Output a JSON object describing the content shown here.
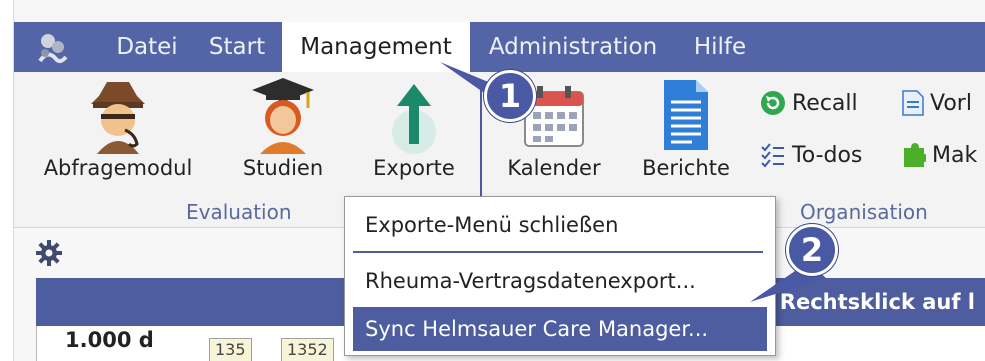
{
  "tabs": {
    "datei": "Datei",
    "start": "Start",
    "management": "Management",
    "administration": "Administration",
    "hilfe": "Hilfe"
  },
  "ribbon": {
    "abfragemodul": "Abfragemodul",
    "studien": "Studien",
    "exporte": "Exporte",
    "kalender": "Kalender",
    "berichte": "Berichte",
    "recall": "Recall",
    "todos": "To-dos",
    "vorl_partial": "Vorl",
    "mak_partial": "Mak",
    "group_evaluation": "Evaluation",
    "group_organisation": "Organisation"
  },
  "menu": {
    "close": "Exporte-Menü schließen",
    "rheuma": "Rheuma-Vertragsdatenexport...",
    "sync": "Sync Helmsauer Care Manager..."
  },
  "lower": {
    "band_text": "→ Rechtsklick auf l",
    "row_label": "1.000 d",
    "box1": "135",
    "box2": "1352"
  },
  "callouts": {
    "one": "1",
    "two": "2"
  },
  "colors": {
    "tabbar": "#5365a7",
    "accent": "#4e5d9f",
    "callout": "#4a59a3"
  }
}
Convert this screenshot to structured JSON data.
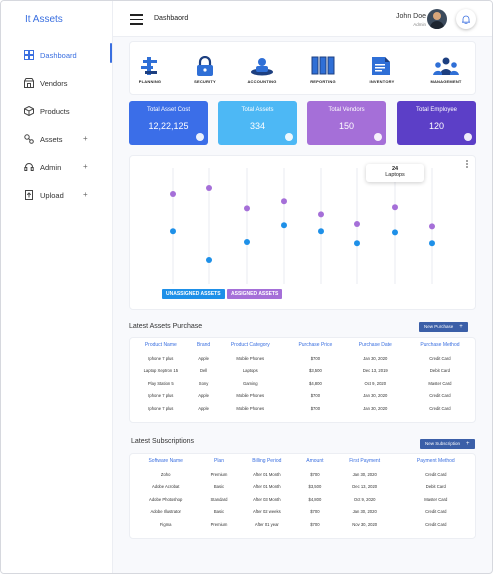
{
  "app": {
    "title": "It Assets"
  },
  "sidebar": {
    "items": [
      {
        "label": "Dashboard",
        "icon": "dashboard-icon",
        "active": true
      },
      {
        "label": "Vendors",
        "icon": "vendors-icon"
      },
      {
        "label": "Products",
        "icon": "box-icon"
      },
      {
        "label": "Assets",
        "icon": "assets-icon",
        "expand": "+"
      },
      {
        "label": "Admin",
        "icon": "headset-icon",
        "expand": "+"
      },
      {
        "label": "Upload",
        "icon": "upload-icon",
        "expand": "+"
      }
    ]
  },
  "header": {
    "title": "Dashbaord",
    "user_name": "John Doe",
    "user_role": "Admin"
  },
  "categories": [
    {
      "label": "PLANNING",
      "icon": "planning-icon"
    },
    {
      "label": "SECURITY",
      "icon": "lock-icon"
    },
    {
      "label": "ACCOUNTING",
      "icon": "accounting-icon"
    },
    {
      "label": "REPORTING",
      "icon": "reporting-icon"
    },
    {
      "label": "INVENTORY",
      "icon": "inventory-icon"
    },
    {
      "label": "MANAGEMENT",
      "icon": "management-icon"
    }
  ],
  "stats": [
    {
      "title": "Total Asset Cost",
      "value": "12,22,125",
      "color": "#3b6ee8"
    },
    {
      "title": "Total Assets",
      "value": "334",
      "color": "#4db8f5"
    },
    {
      "title": "Total Vendors",
      "value": "150",
      "color": "#a56fd8"
    },
    {
      "title": "Total Employee",
      "value": "120",
      "color": "#5c3fc7"
    }
  ],
  "chart_data": {
    "type": "scatter",
    "series": [
      {
        "name": "ASSIGNED ASSETS",
        "color": "#a56fd8",
        "values": [
          75,
          80,
          63,
          69,
          58,
          50,
          64,
          48
        ]
      },
      {
        "name": "UNASSIGNED ASSETS",
        "color": "#1e90e8",
        "values": [
          44,
          20,
          35,
          49,
          44,
          34,
          43,
          34
        ]
      }
    ],
    "ylim": [
      0,
      100
    ],
    "tooltip": {
      "value": "24",
      "label": "Laptops"
    }
  },
  "purchases": {
    "title": "Latest Assets Purchase",
    "button": "New Purchase",
    "columns": [
      "Product Name",
      "Brand",
      "Product Category",
      "Purchase Price",
      "Purchase Date",
      "Purchase Method"
    ],
    "rows": [
      [
        "Iphone 7 plus",
        "Apple",
        "Mobile Phones",
        "$700",
        "Jan 30, 2020",
        "Credit Card"
      ],
      [
        "Laptop Xeptron 15",
        "Dell",
        "Laptops",
        "$3,500",
        "Dec 13, 2019",
        "Debit Card"
      ],
      [
        "Play Station 5",
        "Sony",
        "Gaming",
        "$4,800",
        "Oct 9, 2020",
        "Master Card"
      ],
      [
        "Iphone 7 plus",
        "Apple",
        "Mobile Phones",
        "$700",
        "Jan 30, 2020",
        "Credit Card"
      ],
      [
        "Iphone 7 plus",
        "Apple",
        "Mobile Phones",
        "$700",
        "Jan 30, 2020",
        "Credit Card"
      ]
    ]
  },
  "subscriptions": {
    "title": "Latest Subscriptions",
    "button": "New Subscription",
    "columns": [
      "Software Name",
      "Plan",
      "Billing Period",
      "Amount",
      "First Payment",
      "Payment Method"
    ],
    "rows": [
      [
        "Zoho",
        "Premium",
        "After 01 Month",
        "$700",
        "Jan 30, 2020",
        "Credit Card"
      ],
      [
        "Adobe Acrobat",
        "Basic",
        "After 01 Month",
        "$3,500",
        "Dec 13, 2020",
        "Debit Card"
      ],
      [
        "Adobe Photoshop",
        "Standard",
        "After 03 Month",
        "$4,800",
        "Oct 9, 2020",
        "Master Card"
      ],
      [
        "Adobe Illustrator",
        "Basic",
        "After 02 weeks",
        "$700",
        "Jan 30, 2020",
        "Credit Card"
      ],
      [
        "Figma",
        "Premium",
        "After 01 year",
        "$700",
        "Nov 30, 2020",
        "Credit Card"
      ]
    ]
  }
}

◇ ◇ ◇ ◇ ◇

Transcribe the whole listing exactly. Pictures stay out of your copy.

Answer to this task
Output a JSON object describing the content shown here.
{
  "tabs": {
    "datei": "Datei",
    "start": "Start",
    "management": "Management",
    "administration": "Administration",
    "hilfe": "Hilfe"
  },
  "ribbon": {
    "abfragemodul": "Abfragemodul",
    "studien": "Studien",
    "exporte": "Exporte",
    "kalender": "Kalender",
    "berichte": "Berichte",
    "recall": "Recall",
    "todos": "To-dos",
    "vorl_partial": "Vorl",
    "mak_partial": "Mak",
    "group_evaluation": "Evaluation",
    "group_organisation": "Organisation"
  },
  "menu": {
    "close": "Exporte-Menü schließen",
    "rheuma": "Rheuma-Vertragsdatenexport...",
    "sync": "Sync Helmsauer Care Manager..."
  },
  "lower": {
    "band_text": "→ Rechtsklick auf l",
    "row_label": "1.000 d",
    "box1": "135",
    "box2": "1352"
  },
  "callouts": {
    "one": "1",
    "two": "2"
  },
  "colors": {
    "tabbar": "#5365a7",
    "accent": "#4e5d9f",
    "callout": "#4a59a3"
  }
}
Convert this screenshot to structured JSON data.
{
  "app": {
    "title": "It Assets"
  },
  "sidebar": {
    "items": [
      {
        "label": "Dashboard",
        "icon": "dashboard-icon",
        "active": true
      },
      {
        "label": "Vendors",
        "icon": "vendors-icon"
      },
      {
        "label": "Products",
        "icon": "box-icon"
      },
      {
        "label": "Assets",
        "icon": "assets-icon",
        "expand": "+"
      },
      {
        "label": "Admin",
        "icon": "headset-icon",
        "expand": "+"
      },
      {
        "label": "Upload",
        "icon": "upload-icon",
        "expand": "+"
      }
    ]
  },
  "header": {
    "title": "Dashbaord",
    "user_name": "John Doe",
    "user_role": "Admin"
  },
  "categories": [
    {
      "label": "PLANNING",
      "icon": "planning-icon"
    },
    {
      "label": "SECURITY",
      "icon": "lock-icon"
    },
    {
      "label": "ACCOUNTING",
      "icon": "accounting-icon"
    },
    {
      "label": "REPORTING",
      "icon": "reporting-icon"
    },
    {
      "label": "INVENTORY",
      "icon": "inventory-icon"
    },
    {
      "label": "MANAGEMENT",
      "icon": "management-icon"
    }
  ],
  "stats": [
    {
      "title": "Total Asset Cost",
      "value": "12,22,125",
      "color": "#3b6ee8"
    },
    {
      "title": "Total Assets",
      "value": "334",
      "color": "#4db8f5"
    },
    {
      "title": "Total Vendors",
      "value": "150",
      "color": "#a56fd8"
    },
    {
      "title": "Total Employee",
      "value": "120",
      "color": "#5c3fc7"
    }
  ],
  "chart_data": {
    "type": "scatter",
    "series": [
      {
        "name": "ASSIGNED ASSETS",
        "color": "#a56fd8",
        "values": [
          75,
          80,
          63,
          69,
          58,
          50,
          64,
          48
        ]
      },
      {
        "name": "UNASSIGNED ASSETS",
        "color": "#1e90e8",
        "values": [
          44,
          20,
          35,
          49,
          44,
          34,
          43,
          34
        ]
      }
    ],
    "ylim": [
      0,
      100
    ],
    "tooltip": {
      "value": "24",
      "label": "Laptops"
    }
  },
  "purchases": {
    "title": "Latest Assets Purchase",
    "button": "New Purchase",
    "columns": [
      "Product Name",
      "Brand",
      "Product Category",
      "Purchase Price",
      "Purchase Date",
      "Purchase Method"
    ],
    "rows": [
      [
        "Iphone 7 plus",
        "Apple",
        "Mobile Phones",
        "$700",
        "Jan 30, 2020",
        "Credit Card"
      ],
      [
        "Laptop Xeptron 15",
        "Dell",
        "Laptops",
        "$3,500",
        "Dec 13, 2019",
        "Debit Card"
      ],
      [
        "Play Station 5",
        "Sony",
        "Gaming",
        "$4,800",
        "Oct 9, 2020",
        "Master Card"
      ],
      [
        "Iphone 7 plus",
        "Apple",
        "Mobile Phones",
        "$700",
        "Jan 30, 2020",
        "Credit Card"
      ],
      [
        "Iphone 7 plus",
        "Apple",
        "Mobile Phones",
        "$700",
        "Jan 30, 2020",
        "Credit Card"
      ]
    ]
  },
  "subscriptions": {
    "title": "Latest Subscriptions",
    "button": "New Subscription",
    "columns": [
      "Software Name",
      "Plan",
      "Billing Period",
      "Amount",
      "First Payment",
      "Payment Method"
    ],
    "rows": [
      [
        "Zoho",
        "Premium",
        "After 01 Month",
        "$700",
        "Jan 30, 2020",
        "Credit Card"
      ],
      [
        "Adobe Acrobat",
        "Basic",
        "After 01 Month",
        "$3,500",
        "Dec 13, 2020",
        "Debit Card"
      ],
      [
        "Adobe Photoshop",
        "Standard",
        "After 03 Month",
        "$4,800",
        "Oct 9, 2020",
        "Master Card"
      ],
      [
        "Adobe Illustrator",
        "Basic",
        "After 02 weeks",
        "$700",
        "Jan 30, 2020",
        "Credit Card"
      ],
      [
        "Figma",
        "Premium",
        "After 01 year",
        "$700",
        "Nov 30, 2020",
        "Credit Card"
      ]
    ]
  }
}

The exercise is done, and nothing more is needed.